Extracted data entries
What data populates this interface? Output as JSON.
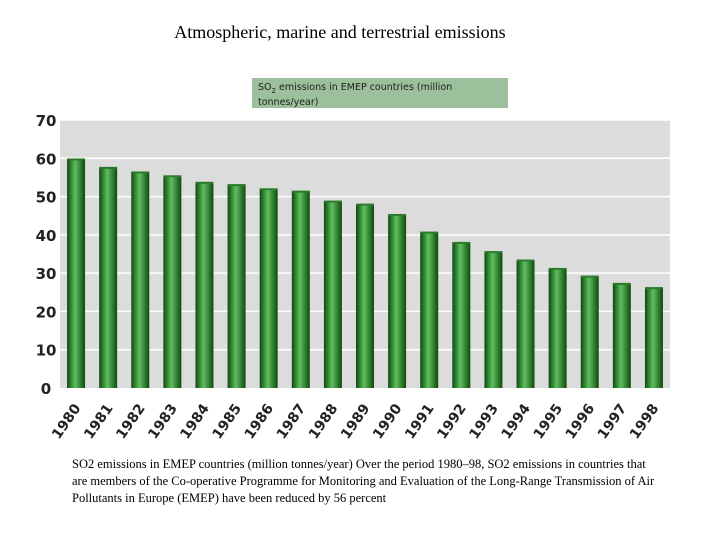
{
  "title": "Atmospheric, marine and terrestrial emissions",
  "legend_label_1": "SO",
  "legend_sub": "2",
  "legend_label_2": " emissions in EMEP countries (million tonnes/year)",
  "caption": "SO2 emissions in EMEP countries (million tonnes/year) Over the period 1980–98, SO2 emissions in countries that are members of the Co-operative Programme for Monitoring and Evaluation of the Long-Range Transmission of Air Pollutants in Europe (EMEP) have been reduced by 56 percent",
  "colors": {
    "plot_bg": "#dcdcdc",
    "bar_dark": "#0c4a0c",
    "bar_light": "#5fbf5f",
    "gridline": "#ffffff",
    "legend_bg": "#9cbf9c"
  },
  "chart_data": {
    "type": "bar",
    "categories": [
      "1980",
      "1981",
      "1982",
      "1983",
      "1984",
      "1985",
      "1986",
      "1987",
      "1988",
      "1989",
      "1990",
      "1991",
      "1992",
      "1993",
      "1994",
      "1995",
      "1996",
      "1997",
      "1998"
    ],
    "values": [
      59.7,
      57.5,
      56.3,
      55.3,
      53.6,
      53.0,
      51.9,
      51.3,
      48.7,
      47.9,
      45.2,
      40.6,
      37.9,
      35.5,
      33.3,
      31.1,
      29.1,
      27.2,
      26.1
    ],
    "ylim": [
      0,
      70
    ],
    "yticks": [
      0,
      10,
      20,
      30,
      40,
      50,
      60,
      70
    ],
    "grid": true,
    "legend": "top-center"
  }
}
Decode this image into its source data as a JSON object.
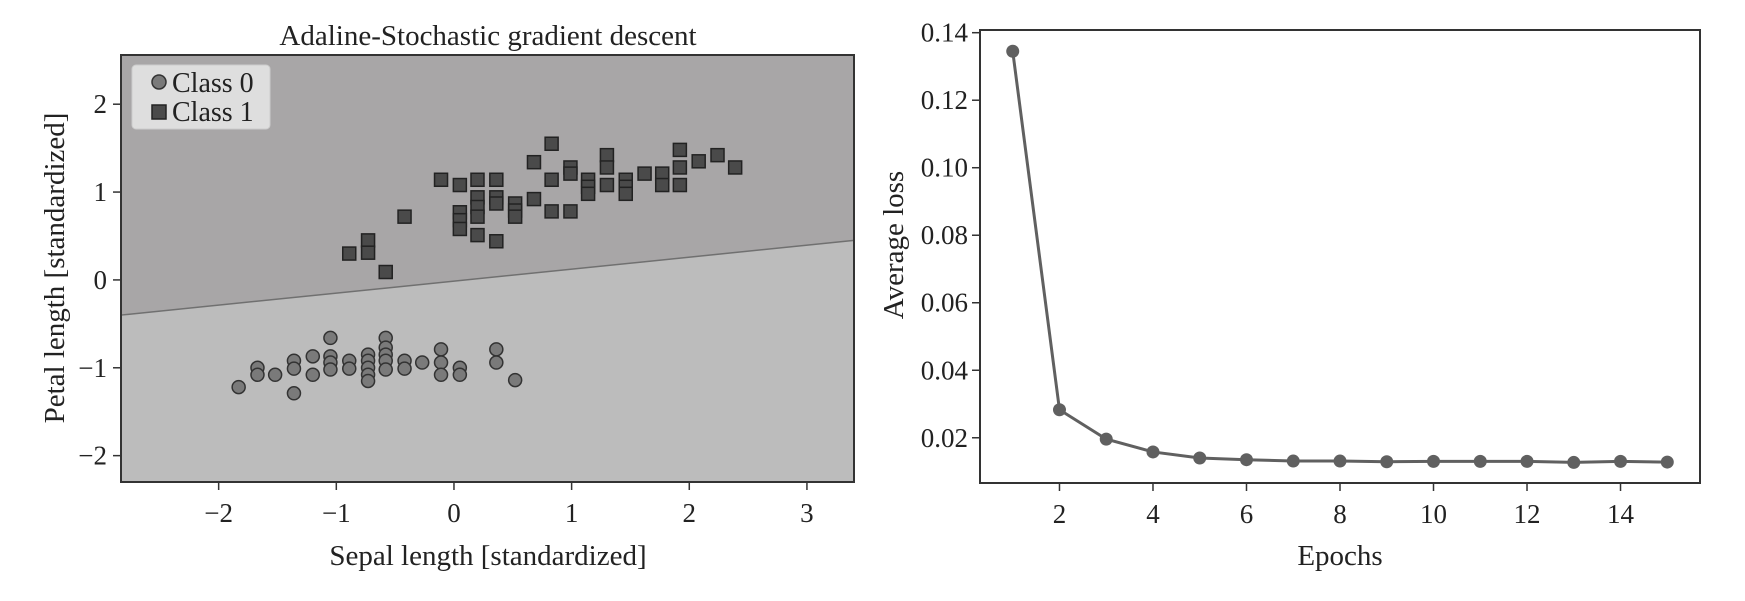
{
  "chart_data": [
    {
      "type": "scatter",
      "title": "Adaline-Stochastic gradient descent",
      "xlabel": "Sepal length [standardized]",
      "ylabel": "Petal length [standardized]",
      "xlim": [
        -2.83,
        3.4
      ],
      "ylim": [
        -2.3,
        2.56
      ],
      "xticks": [
        -2,
        -1,
        0,
        1,
        2,
        3
      ],
      "yticks": [
        -2,
        -1,
        0,
        1,
        2
      ],
      "xtick_labels": [
        "−2",
        "−1",
        "0",
        "1",
        "2",
        "3"
      ],
      "ytick_labels": [
        "−2",
        "−1",
        "0",
        "1",
        "2"
      ],
      "legend_position": "top-left",
      "decision_boundary": {
        "x": [
          -2.83,
          3.4
        ],
        "y": [
          -0.4,
          0.45
        ]
      },
      "colors": {
        "region_class1": "#a8a6a7",
        "region_class0": "#bcbcbc",
        "class0": "#7a7a7a",
        "class1": "#4a4a4a",
        "boundary": "#707070"
      },
      "series": [
        {
          "name": "Class 0",
          "marker": "circle",
          "points": [
            [
              -1.83,
              -1.22
            ],
            [
              -1.67,
              -1.0
            ],
            [
              -1.67,
              -1.08
            ],
            [
              -1.52,
              -1.08
            ],
            [
              -1.36,
              -0.92
            ],
            [
              -1.36,
              -1.01
            ],
            [
              -1.36,
              -1.29
            ],
            [
              -1.2,
              -0.87
            ],
            [
              -1.2,
              -1.08
            ],
            [
              -1.05,
              -0.66
            ],
            [
              -1.05,
              -0.87
            ],
            [
              -1.05,
              -0.94
            ],
            [
              -1.05,
              -1.02
            ],
            [
              -0.89,
              -0.92
            ],
            [
              -0.89,
              -1.01
            ],
            [
              -0.73,
              -0.85
            ],
            [
              -0.73,
              -0.92
            ],
            [
              -0.73,
              -1.0
            ],
            [
              -0.73,
              -1.08
            ],
            [
              -0.73,
              -1.15
            ],
            [
              -0.58,
              -0.66
            ],
            [
              -0.58,
              -0.77
            ],
            [
              -0.58,
              -0.85
            ],
            [
              -0.58,
              -0.92
            ],
            [
              -0.58,
              -1.02
            ],
            [
              -0.42,
              -0.92
            ],
            [
              -0.42,
              -1.01
            ],
            [
              -0.27,
              -0.94
            ],
            [
              -0.11,
              -0.79
            ],
            [
              -0.11,
              -0.94
            ],
            [
              -0.11,
              -1.08
            ],
            [
              0.05,
              -1.0
            ],
            [
              0.05,
              -1.08
            ],
            [
              0.36,
              -0.79
            ],
            [
              0.36,
              -0.94
            ],
            [
              0.52,
              -1.14
            ]
          ]
        },
        {
          "name": "Class 1",
          "marker": "square",
          "points": [
            [
              -0.89,
              0.3
            ],
            [
              -0.73,
              0.45
            ],
            [
              -0.73,
              0.31
            ],
            [
              -0.58,
              0.09
            ],
            [
              -0.42,
              0.72
            ],
            [
              -0.11,
              1.14
            ],
            [
              0.05,
              1.08
            ],
            [
              0.05,
              0.77
            ],
            [
              0.05,
              0.68
            ],
            [
              0.05,
              0.58
            ],
            [
              0.2,
              1.14
            ],
            [
              0.2,
              0.94
            ],
            [
              0.2,
              0.83
            ],
            [
              0.2,
              0.72
            ],
            [
              0.2,
              0.51
            ],
            [
              0.36,
              1.14
            ],
            [
              0.36,
              0.94
            ],
            [
              0.36,
              0.87
            ],
            [
              0.36,
              0.44
            ],
            [
              0.52,
              0.87
            ],
            [
              0.52,
              0.79
            ],
            [
              0.52,
              0.72
            ],
            [
              0.68,
              1.34
            ],
            [
              0.68,
              0.92
            ],
            [
              0.83,
              1.55
            ],
            [
              0.83,
              1.14
            ],
            [
              0.83,
              0.78
            ],
            [
              0.99,
              1.28
            ],
            [
              0.99,
              1.21
            ],
            [
              0.99,
              0.78
            ],
            [
              1.14,
              1.14
            ],
            [
              1.14,
              1.06
            ],
            [
              1.14,
              0.98
            ],
            [
              1.3,
              1.42
            ],
            [
              1.3,
              1.28
            ],
            [
              1.3,
              1.08
            ],
            [
              1.46,
              1.14
            ],
            [
              1.46,
              1.06
            ],
            [
              1.46,
              0.98
            ],
            [
              1.62,
              1.21
            ],
            [
              1.77,
              1.21
            ],
            [
              1.77,
              1.08
            ],
            [
              1.92,
              1.48
            ],
            [
              1.92,
              1.28
            ],
            [
              1.92,
              1.08
            ],
            [
              2.08,
              1.35
            ],
            [
              2.24,
              1.42
            ],
            [
              2.39,
              1.28
            ]
          ]
        }
      ]
    },
    {
      "type": "line",
      "title": "",
      "xlabel": "Epochs",
      "ylabel": "Average loss",
      "xlim": [
        0.3,
        15.7
      ],
      "ylim": [
        0.0066,
        0.1408
      ],
      "xticks": [
        2,
        4,
        6,
        8,
        10,
        12,
        14
      ],
      "xtick_labels": [
        "2",
        "4",
        "6",
        "8",
        "10",
        "12",
        "14"
      ],
      "yticks": [
        0.02,
        0.04,
        0.06,
        0.08,
        0.1,
        0.12,
        0.14
      ],
      "ytick_labels": [
        "0.02",
        "0.04",
        "0.06",
        "0.08",
        "0.10",
        "0.12",
        "0.14"
      ],
      "colors": {
        "line": "#606060"
      },
      "x": [
        1,
        2,
        3,
        4,
        5,
        6,
        7,
        8,
        9,
        10,
        11,
        12,
        13,
        14,
        15
      ],
      "y": [
        0.1345,
        0.0283,
        0.0196,
        0.0158,
        0.014,
        0.0135,
        0.0131,
        0.0131,
        0.0129,
        0.013,
        0.013,
        0.013,
        0.0127,
        0.013,
        0.0128
      ]
    }
  ]
}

[Stated exercise] Collect, from the material above, every line containing the word "tonnes".

[Result of this task]
  "legend_label_2": " emissions in EMEP countries (million tonnes/year)",
  "caption": "SO2 emissions in EMEP countries (million tonnes/year) Over the period 1980–98, SO2 emissions in countries that are members of the Co-operative Programme for Monitoring and Evaluation of the Long-Range Transmission of Air Pollutants in Europe (EMEP) have been reduced by 56 percent",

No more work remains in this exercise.